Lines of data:
>> Start
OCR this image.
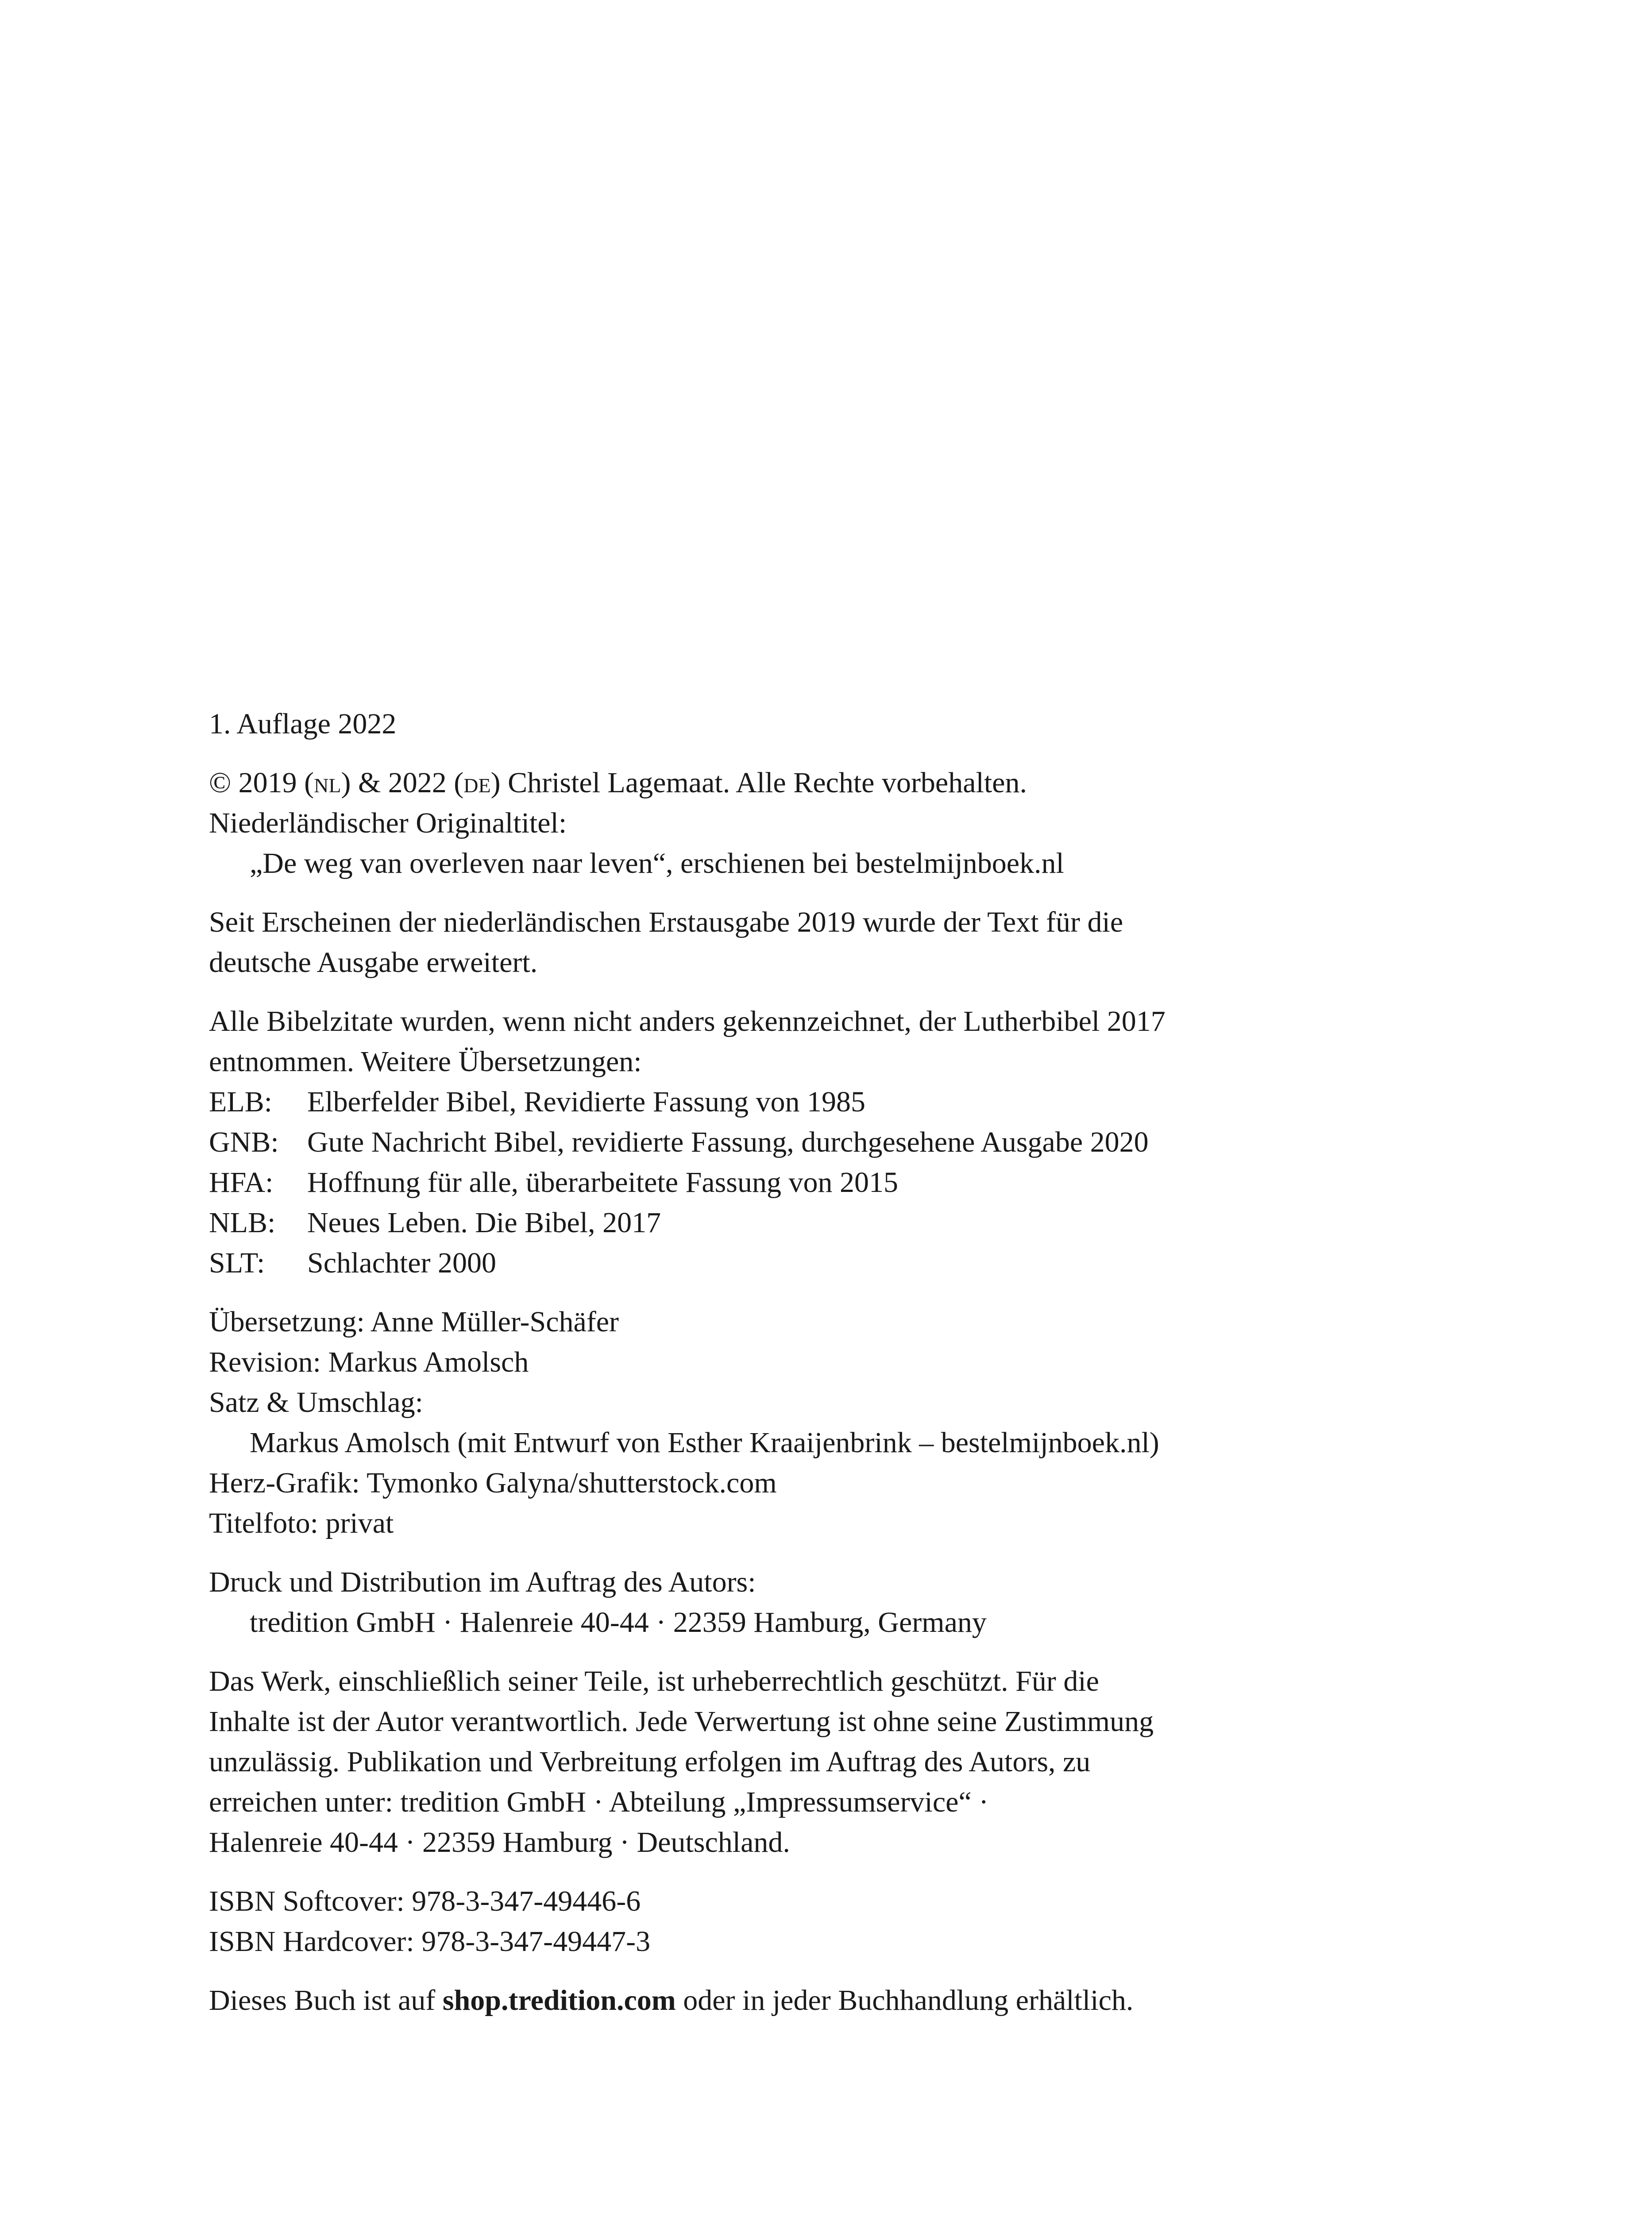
1. Auflage 2022
© 2019 (nl) & 2022 (de) Christel Lagemaat. Alle Rechte vorbehalten.
Niederländischer Originaltitel:
„De weg van overleven naar leven“, erschienen bei bestelmijnboek.nl
Seit Erscheinen der niederländischen Erstausgabe 2019 wurde der Text für die
deutsche Ausgabe erweitert.
Alle Bibelzitate wurden, wenn nicht anders gekennzeichnet, der Lutherbibel 2017
entnommen. Weitere Übersetzungen:
ELB:	Elberfelder Bibel, Revidierte Fassung von 1985
GNB: Gute Nachricht Bibel, revidierte Fassung, durchgesehene Ausgabe 2020
HFA:	Hoffnung für alle, überarbeitete Fassung von 2015
NLB:	Neues Leben. Die Bibel, 2017
SLT:	Schlachter 2000
Übersetzung: Anne Müller-Schäfer
Revision: Markus Amolsch
Satz & Umschlag:
Markus Amolsch (mit Entwurf von Esther Kraaijenbrink – bestelmijnboek.nl)
Herz-Grafik: Tymonko Galyna/shutterstock.com
Titelfoto: privat
Druck und Distribution im Auftrag des Autors:
tredition GmbH · Halenreie 40-44 · 22359 Hamburg, Germany
Das Werk, einschließlich seiner Teile, ist urheberrechtlich geschützt. Für die
Inhalte ist der Autor verantwortlich. Jede Verwertung ist ohne seine Zustimmung
unzulässig. Publikation und Verbreitung erfolgen im Auftrag des Autors, zu
erreichen unter: tredition GmbH · Abteilung „Impressumservice“ ·
Halenreie 40-44 · 22359 Hamburg · Deutschland.
ISBN Softcover: 978-3-347-49446-6
ISBN Hardcover: 978-3-347-49447-3
Dieses Buch ist auf shop.tredition.com oder in jeder Buchhandlung erhältlich.
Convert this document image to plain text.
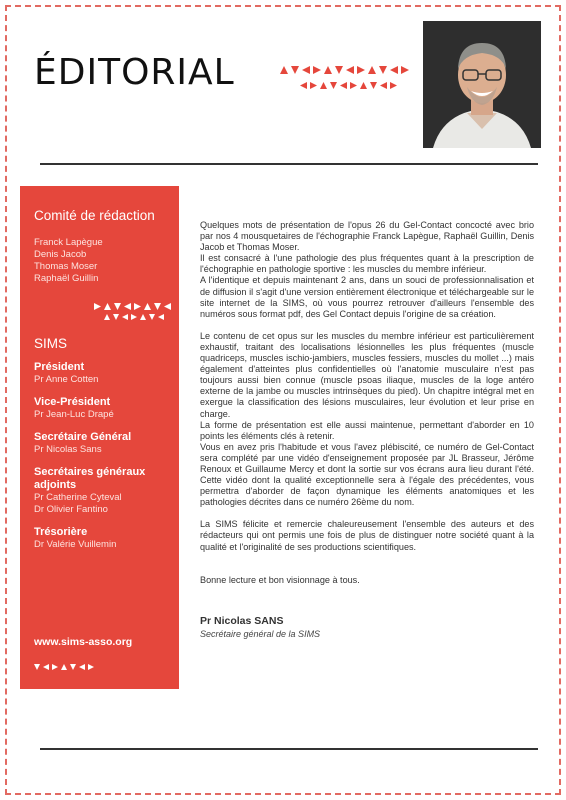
ÉDITORIAL
Comité de rédaction
Franck Lapègue
Denis Jacob
Thomas Moser
Raphaël Guillin
SIMS
Président
Pr Anne Cotten
Vice-Président
Pr Jean-Luc Drapé
Secrétaire Général
Pr Nicolas Sans
Secrétaires généraux adjoints
Pr Catherine Cyteval
Dr Olivier Fantino
Trésorière
Dr Valérie Vuillemin
www.sims-asso.org

Quelques mots de présentation de l'opus 26 du Gel-Contact concocté avec brio par nos 4 mousquetaires de l'échographie Franck Lapègue, Raphaël Guillin, Denis Jacob et Thomas Moser.

Il est consacré à l'une pathologie des plus fréquentes quant à la prescription de l'échographie en pathologie sportive : les muscles du membre inférieur.

A l'identique et depuis maintenant 2 ans, dans un souci de professionnalisation et de diffusion il s'agit d'une version entièrement électronique et téléchargeable sur le site internet de la SIMS, où vous pourrez retrouver d'ailleurs l'ensemble des numéros sous format pdf, des Gel Contact depuis l'origine de sa création.

Le contenu de cet opus sur les muscles du membre inférieur est particulièrement exhaustif, traitant des localisations lésionnelles les plus fréquentes (muscle quadriceps, muscles ischio-jambiers, muscles fessiers, muscles du mollet ...) mais également d'atteintes plus confidentielles où l'anatomie musculaire n'est pas toujours aussi bien connue (muscle psoas iliaque, muscles de la loge antéro externe de la jambe ou muscles intrinsèques du pied). Un chapitre intégral met en exergue la classification des lésions musculaires, leur évolution et leur prise en charge.

La forme de présentation est elle aussi maintenue, permettant d'aborder en 10 points les éléments clés à retenir.

Vous en avez pris l'habitude et vous l'avez plébiscité, ce numéro de Gel-Contact sera complété par une vidéo d'enseignement proposée par JL Brasseur, Jérôme Renoux et Guillaume Mercy et dont la sortie sur vos écrans aura lieu durant l'été. Cette vidéo dont la qualité exceptionnelle sera à l'égale des précédentes, vous permettra d'aborder de façon dynamique les éléments anatomiques et les pathologies décrites dans ce numéro 26ème du nom.

La SIMS félicite et remercie chaleureusement l'ensemble des auteurs et des rédacteurs qui ont permis une fois de plus de distinguer notre société quant à la qualité et l'originalité de ses productions scientifiques.

Bonne lecture et bon visionnage à tous.

Pr Nicolas SANS
Secrétaire général de la SIMS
>> End
__PROBLEM DETAILS__
With the pictures left out, transcribe the material exactly.

__THE OUTPUT__
OCR this image.
1. Auflage 2022
© 2019 (nl) & 2022 (de) Christel Lagemaat. Alle Rechte vorbehalten.
Niederländischer Originaltitel:
„De weg van overleven naar leven“, erschienen bei bestelmijnboek.nl
Seit Erscheinen der niederländischen Erstausgabe 2019 wurde der Text für die
deutsche Ausgabe erweitert.
Alle Bibelzitate wurden, wenn nicht anders gekennzeichnet, der Lutherbibel 2017
entnommen. Weitere Übersetzungen:
ELB:	Elberfelder Bibel, Revidierte Fassung von 1985
GNB: Gute Nachricht Bibel, revidierte Fassung, durchgesehene Ausgabe 2020
HFA:	Hoffnung für alle, überarbeitete Fassung von 2015
NLB:	Neues Leben. Die Bibel, 2017
SLT:	Schlachter 2000
Übersetzung: Anne Müller-Schäfer
Revision: Markus Amolsch
Satz & Umschlag:
Markus Amolsch (mit Entwurf von Esther Kraaijenbrink – bestelmijnboek.nl)
Herz-Grafik: Tymonko Galyna/shutterstock.com
Titelfoto: privat
Druck und Distribution im Auftrag des Autors:
tredition GmbH · Halenreie 40-44 · 22359 Hamburg, Germany
Das Werk, einschließlich seiner Teile, ist urheberrechtlich geschützt. Für die
Inhalte ist der Autor verantwortlich. Jede Verwertung ist ohne seine Zustimmung
unzulässig. Publikation und Verbreitung erfolgen im Auftrag des Autors, zu
erreichen unter: tredition GmbH · Abteilung „Impressumservice“ ·
Halenreie 40-44 · 22359 Hamburg · Deutschland.
ISBN Softcover: 978-3-347-49446-6
ISBN Hardcover: 978-3-347-49447-3
Dieses Buch ist auf shop.tredition.com oder in jeder Buchhandlung erhältlich.
Convert this document image to plain text.
ÉDITORIAL
Comité de rédaction
Franck Lapègue
Denis Jacob
Thomas Moser
Raphaël Guillin
SIMS
Président
Pr Anne Cotten
Vice-Président
Pr Jean-Luc Drapé
Secrétaire Général
Pr Nicolas Sans
Secrétaires généraux adjoints
Pr Catherine Cyteval
Dr Olivier Fantino
Trésorière
Dr Valérie Vuillemin
www.sims-asso.org

Quelques mots de présentation de l'opus 26 du Gel-Contact concocté avec brio par nos 4 mousquetaires de l'échographie Franck Lapègue, Raphaël Guillin, Denis Jacob et Thomas Moser.

Il est consacré à l'une pathologie des plus fréquentes quant à la prescription de l'échographie en pathologie sportive : les muscles du membre inférieur.

A l'identique et depuis maintenant 2 ans, dans un souci de professionnalisation et de diffusion il s'agit d'une version entièrement électronique et téléchargeable sur le site internet de la SIMS, où vous pourrez retrouver d'ailleurs l'ensemble des numéros sous format pdf, des Gel Contact depuis l'origine de sa création.

Le contenu de cet opus sur les muscles du membre inférieur est particulièrement exhaustif, traitant des localisations lésionnelles les plus fréquentes (muscle quadriceps, muscles ischio-jambiers, muscles fessiers, muscles du mollet ...) mais également d'atteintes plus confidentielles où l'anatomie musculaire n'est pas toujours aussi bien connue (muscle psoas iliaque, muscles de la loge antéro externe de la jambe ou muscles intrinsèques du pied). Un chapitre intégral met en exergue la classification des lésions musculaires, leur évolution et leur prise en charge.

La forme de présentation est elle aussi maintenue, permettant d'aborder en 10 points les éléments clés à retenir.

Vous en avez pris l'habitude et vous l'avez plébiscité, ce numéro de Gel-Contact sera complété par une vidéo d'enseignement proposée par JL Brasseur, Jérôme Renoux et Guillaume Mercy et dont la sortie sur vos écrans aura lieu durant l'été. Cette vidéo dont la qualité exceptionnelle sera à l'égale des précédentes, vous permettra d'aborder de façon dynamique les éléments anatomiques et les pathologies décrites dans ce numéro 26ème du nom.

La SIMS félicite et remercie chaleureusement l'ensemble des auteurs et des rédacteurs qui ont permis une fois de plus de distinguer notre société quant à la qualité et l'originalité de ses productions scientifiques.

Bonne lecture et bon visionnage à tous.

Pr Nicolas SANS
Secrétaire général de la SIMS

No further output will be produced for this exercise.